═════ DATA LINES ═════

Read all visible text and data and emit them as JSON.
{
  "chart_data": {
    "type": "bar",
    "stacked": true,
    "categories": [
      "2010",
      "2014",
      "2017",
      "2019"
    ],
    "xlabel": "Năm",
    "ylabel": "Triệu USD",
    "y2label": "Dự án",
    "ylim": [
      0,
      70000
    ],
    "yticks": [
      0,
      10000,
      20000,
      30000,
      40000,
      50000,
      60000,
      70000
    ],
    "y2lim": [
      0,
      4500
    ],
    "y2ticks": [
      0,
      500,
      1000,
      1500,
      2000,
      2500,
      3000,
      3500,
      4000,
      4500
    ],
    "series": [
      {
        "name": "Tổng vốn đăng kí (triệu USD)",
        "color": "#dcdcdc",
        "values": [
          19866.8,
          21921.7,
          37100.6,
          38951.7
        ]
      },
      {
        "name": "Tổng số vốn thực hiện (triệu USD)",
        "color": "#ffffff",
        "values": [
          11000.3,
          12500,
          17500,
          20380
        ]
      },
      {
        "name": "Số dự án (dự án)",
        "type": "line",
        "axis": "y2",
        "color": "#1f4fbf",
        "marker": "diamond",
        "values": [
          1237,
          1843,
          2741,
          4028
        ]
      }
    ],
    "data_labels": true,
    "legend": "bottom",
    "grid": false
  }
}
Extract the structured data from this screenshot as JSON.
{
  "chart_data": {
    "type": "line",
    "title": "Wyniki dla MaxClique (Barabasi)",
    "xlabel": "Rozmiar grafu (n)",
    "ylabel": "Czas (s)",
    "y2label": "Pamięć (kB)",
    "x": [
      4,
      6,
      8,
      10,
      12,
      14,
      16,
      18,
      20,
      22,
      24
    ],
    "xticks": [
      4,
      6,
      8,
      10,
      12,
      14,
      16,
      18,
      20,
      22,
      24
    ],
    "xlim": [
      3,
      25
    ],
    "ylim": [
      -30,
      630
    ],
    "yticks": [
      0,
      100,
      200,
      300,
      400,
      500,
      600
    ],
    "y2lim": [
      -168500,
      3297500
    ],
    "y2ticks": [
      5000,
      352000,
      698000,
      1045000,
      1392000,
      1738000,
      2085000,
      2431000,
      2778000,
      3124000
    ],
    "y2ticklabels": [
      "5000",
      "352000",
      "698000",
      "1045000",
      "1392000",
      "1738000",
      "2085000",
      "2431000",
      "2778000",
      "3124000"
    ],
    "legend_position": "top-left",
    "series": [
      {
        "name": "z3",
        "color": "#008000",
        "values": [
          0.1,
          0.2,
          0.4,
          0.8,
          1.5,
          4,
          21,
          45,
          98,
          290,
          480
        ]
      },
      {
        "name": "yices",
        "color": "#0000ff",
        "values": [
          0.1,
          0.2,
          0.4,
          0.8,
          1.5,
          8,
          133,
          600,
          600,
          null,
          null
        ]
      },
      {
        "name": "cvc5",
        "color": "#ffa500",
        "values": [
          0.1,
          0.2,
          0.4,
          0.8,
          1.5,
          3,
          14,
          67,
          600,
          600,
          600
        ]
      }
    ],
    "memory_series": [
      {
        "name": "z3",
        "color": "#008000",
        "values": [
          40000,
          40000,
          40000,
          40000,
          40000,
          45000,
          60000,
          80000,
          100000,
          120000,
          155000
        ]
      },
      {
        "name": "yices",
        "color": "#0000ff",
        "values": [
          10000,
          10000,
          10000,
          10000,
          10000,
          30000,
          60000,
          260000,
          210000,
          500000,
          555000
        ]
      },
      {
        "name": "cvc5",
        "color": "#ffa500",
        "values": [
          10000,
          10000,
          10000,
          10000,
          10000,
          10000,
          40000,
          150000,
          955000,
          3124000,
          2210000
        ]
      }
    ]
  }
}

═════

> _THE EXERCISE_
Please set down each line of the records exactly as given.

> _FINISHED EXERCISE_
Read all visible text and data and emit them as JSON.
{
  "chart_data": {
    "type": "bar",
    "stacked": true,
    "categories": [
      "2010",
      "2014",
      "2017",
      "2019"
    ],
    "xlabel": "Năm",
    "ylabel": "Triệu USD",
    "y2label": "Dự án",
    "ylim": [
      0,
      70000
    ],
    "yticks": [
      0,
      10000,
      20000,
      30000,
      40000,
      50000,
      60000,
      70000
    ],
    "y2lim": [
      0,
      4500
    ],
    "y2ticks": [
      0,
      500,
      1000,
      1500,
      2000,
      2500,
      3000,
      3500,
      4000,
      4500
    ],
    "series": [
      {
        "name": "Tổng vốn đăng kí (triệu USD)",
        "color": "#dcdcdc",
        "values": [
          19866.8,
          21921.7,
          37100.6,
          38951.7
        ]
      },
      {
        "name": "Tổng số vốn thực hiện (triệu USD)",
        "color": "#ffffff",
        "values": [
          11000.3,
          12500,
          17500,
          20380
        ]
      },
      {
        "name": "Số dự án (dự án)",
        "type": "line",
        "axis": "y2",
        "color": "#1f4fbf",
        "marker": "diamond",
        "values": [
          1237,
          1843,
          2741,
          4028
        ]
      }
    ],
    "data_labels": true,
    "legend": "bottom",
    "grid": false
  }
}
Extract the structured data from this screenshot as JSON.
{
  "chart_data": {
    "type": "line",
    "title": "Wyniki dla MaxClique (Barabasi)",
    "xlabel": "Rozmiar grafu (n)",
    "ylabel": "Czas (s)",
    "y2label": "Pamięć (kB)",
    "x": [
      4,
      6,
      8,
      10,
      12,
      14,
      16,
      18,
      20,
      22,
      24
    ],
    "xticks": [
      4,
      6,
      8,
      10,
      12,
      14,
      16,
      18,
      20,
      22,
      24
    ],
    "xlim": [
      3,
      25
    ],
    "ylim": [
      -30,
      630
    ],
    "yticks": [
      0,
      100,
      200,
      300,
      400,
      500,
      600
    ],
    "y2lim": [
      -168500,
      3297500
    ],
    "y2ticks": [
      5000,
      352000,
      698000,
      1045000,
      1392000,
      1738000,
      2085000,
      2431000,
      2778000,
      3124000
    ],
    "y2ticklabels": [
      "5000",
      "352000",
      "698000",
      "1045000",
      "1392000",
      "1738000",
      "2085000",
      "2431000",
      "2778000",
      "3124000"
    ],
    "legend_position": "top-left",
    "series": [
      {
        "name": "z3",
        "color": "#008000",
        "values": [
          0.1,
          0.2,
          0.4,
          0.8,
          1.5,
          4,
          21,
          45,
          98,
          290,
          480
        ]
      },
      {
        "name": "yices",
        "color": "#0000ff",
        "values": [
          0.1,
          0.2,
          0.4,
          0.8,
          1.5,
          8,
          133,
          600,
          600,
          null,
          null
        ]
      },
      {
        "name": "cvc5",
        "color": "#ffa500",
        "values": [
          0.1,
          0.2,
          0.4,
          0.8,
          1.5,
          3,
          14,
          67,
          600,
          600,
          600
        ]
      }
    ],
    "memory_series": [
      {
        "name": "z3",
        "color": "#008000",
        "values": [
          40000,
          40000,
          40000,
          40000,
          40000,
          45000,
          60000,
          80000,
          100000,
          120000,
          155000
        ]
      },
      {
        "name": "yices",
        "color": "#0000ff",
        "values": [
          10000,
          10000,
          10000,
          10000,
          10000,
          30000,
          60000,
          260000,
          210000,
          500000,
          555000
        ]
      },
      {
        "name": "cvc5",
        "color": "#ffa500",
        "values": [
          10000,
          10000,
          10000,
          10000,
          10000,
          10000,
          40000,
          150000,
          955000,
          3124000,
          2210000
        ]
      }
    ]
  }
}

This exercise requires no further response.